> WHAT IS ASKED
Copy out the entries below in full and exactly.

Start of RECORD SET

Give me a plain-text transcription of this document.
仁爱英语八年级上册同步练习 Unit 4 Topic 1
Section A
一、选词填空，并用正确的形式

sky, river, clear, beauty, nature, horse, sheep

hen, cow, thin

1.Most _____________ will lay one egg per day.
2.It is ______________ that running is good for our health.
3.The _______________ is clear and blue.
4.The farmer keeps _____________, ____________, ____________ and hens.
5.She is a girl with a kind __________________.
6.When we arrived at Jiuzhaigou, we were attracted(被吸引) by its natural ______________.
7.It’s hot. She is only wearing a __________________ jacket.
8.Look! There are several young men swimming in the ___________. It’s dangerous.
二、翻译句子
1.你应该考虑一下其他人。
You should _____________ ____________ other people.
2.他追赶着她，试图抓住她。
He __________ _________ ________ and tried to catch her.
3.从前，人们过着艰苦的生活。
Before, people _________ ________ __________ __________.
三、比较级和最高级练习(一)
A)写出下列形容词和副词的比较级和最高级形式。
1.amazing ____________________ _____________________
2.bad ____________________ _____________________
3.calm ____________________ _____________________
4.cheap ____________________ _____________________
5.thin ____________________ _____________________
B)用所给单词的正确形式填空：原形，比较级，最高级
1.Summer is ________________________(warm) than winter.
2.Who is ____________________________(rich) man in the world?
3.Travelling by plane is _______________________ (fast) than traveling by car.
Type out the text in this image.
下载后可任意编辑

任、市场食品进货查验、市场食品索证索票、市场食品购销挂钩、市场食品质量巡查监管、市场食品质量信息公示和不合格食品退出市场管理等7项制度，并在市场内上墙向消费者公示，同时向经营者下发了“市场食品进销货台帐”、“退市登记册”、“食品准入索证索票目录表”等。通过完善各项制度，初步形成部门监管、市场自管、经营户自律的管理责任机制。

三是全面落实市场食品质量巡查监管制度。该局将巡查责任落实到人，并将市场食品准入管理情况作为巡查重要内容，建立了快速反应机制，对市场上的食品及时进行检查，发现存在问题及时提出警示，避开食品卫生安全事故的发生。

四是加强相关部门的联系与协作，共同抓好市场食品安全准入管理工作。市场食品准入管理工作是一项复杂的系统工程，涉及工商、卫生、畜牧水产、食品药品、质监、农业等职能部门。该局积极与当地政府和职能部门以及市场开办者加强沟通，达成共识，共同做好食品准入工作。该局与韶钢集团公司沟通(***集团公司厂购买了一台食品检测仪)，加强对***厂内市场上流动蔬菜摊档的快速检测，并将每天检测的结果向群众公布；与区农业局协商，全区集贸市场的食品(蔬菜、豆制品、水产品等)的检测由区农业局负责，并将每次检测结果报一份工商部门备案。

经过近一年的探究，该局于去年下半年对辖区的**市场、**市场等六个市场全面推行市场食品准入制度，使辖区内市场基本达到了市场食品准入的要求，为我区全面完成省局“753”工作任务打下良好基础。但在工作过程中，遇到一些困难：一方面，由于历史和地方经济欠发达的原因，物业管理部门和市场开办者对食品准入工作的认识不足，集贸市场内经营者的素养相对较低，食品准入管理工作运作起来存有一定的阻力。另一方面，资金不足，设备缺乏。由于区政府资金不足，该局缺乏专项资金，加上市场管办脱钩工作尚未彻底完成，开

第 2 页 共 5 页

End of RECORD SET

> RESPONSE TO THE EXERCISE
Give me a plain-text transcription of this document.
仁爱英语八年级上册同步练习 Unit 4 Topic 1
Section A
一、选词填空，并用正确的形式

sky, river, clear, beauty, nature, horse, sheep

hen, cow, thin

1.Most _____________ will lay one egg per day.
2.It is ______________ that running is good for our health.
3.The _______________ is clear and blue.
4.The farmer keeps _____________, ____________, ____________ and hens.
5.She is a girl with a kind __________________.
6.When we arrived at Jiuzhaigou, we were attracted(被吸引) by its natural ______________.
7.It’s hot. She is only wearing a __________________ jacket.
8.Look! There are several young men swimming in the ___________. It’s dangerous.
二、翻译句子
1.你应该考虑一下其他人。
You should _____________ ____________ other people.
2.他追赶着她，试图抓住她。
He __________ _________ ________ and tried to catch her.
3.从前，人们过着艰苦的生活。
Before, people _________ ________ __________ __________.
三、比较级和最高级练习(一)
A)写出下列形容词和副词的比较级和最高级形式。
1.amazing ____________________ _____________________
2.bad ____________________ _____________________
3.calm ____________________ _____________________
4.cheap ____________________ _____________________
5.thin ____________________ _____________________
B)用所给单词的正确形式填空：原形，比较级，最高级
1.Summer is ________________________(warm) than winter.
2.Who is ____________________________(rich) man in the world?
3.Travelling by plane is _______________________ (fast) than traveling by car.
Type out the text in this image.
下载后可任意编辑

任、市场食品进货查验、市场食品索证索票、市场食品购销挂钩、市场食品质量巡查监管、市场食品质量信息公示和不合格食品退出市场管理等7项制度，并在市场内上墙向消费者公示，同时向经营者下发了“市场食品进销货台帐”、“退市登记册”、“食品准入索证索票目录表”等。通过完善各项制度，初步形成部门监管、市场自管、经营户自律的管理责任机制。

三是全面落实市场食品质量巡查监管制度。该局将巡查责任落实到人，并将市场食品准入管理情况作为巡查重要内容，建立了快速反应机制，对市场上的食品及时进行检查，发现存在问题及时提出警示，避开食品卫生安全事故的发生。

四是加强相关部门的联系与协作，共同抓好市场食品安全准入管理工作。市场食品准入管理工作是一项复杂的系统工程，涉及工商、卫生、畜牧水产、食品药品、质监、农业等职能部门。该局积极与当地政府和职能部门以及市场开办者加强沟通，达成共识，共同做好食品准入工作。该局与韶钢集团公司沟通(***集团公司厂购买了一台食品检测仪)，加强对***厂内市场上流动蔬菜摊档的快速检测，并将每天检测的结果向群众公布；与区农业局协商，全区集贸市场的食品(蔬菜、豆制品、水产品等)的检测由区农业局负责，并将每次检测结果报一份工商部门备案。

经过近一年的探究，该局于去年下半年对辖区的**市场、**市场等六个市场全面推行市场食品准入制度，使辖区内市场基本达到了市场食品准入的要求，为我区全面完成省局“753”工作任务打下良好基础。但在工作过程中，遇到一些困难：一方面，由于历史和地方经济欠发达的原因，物业管理部门和市场开办者对食品准入工作的认识不足，集贸市场内经营者的素养相对较低，食品准入管理工作运作起来存有一定的阻力。另一方面，资金不足，设备缺乏。由于区政府资金不足，该局缺乏专项资金，加上市场管办脱钩工作尚未彻底完成，开

第 2 页 共 5 页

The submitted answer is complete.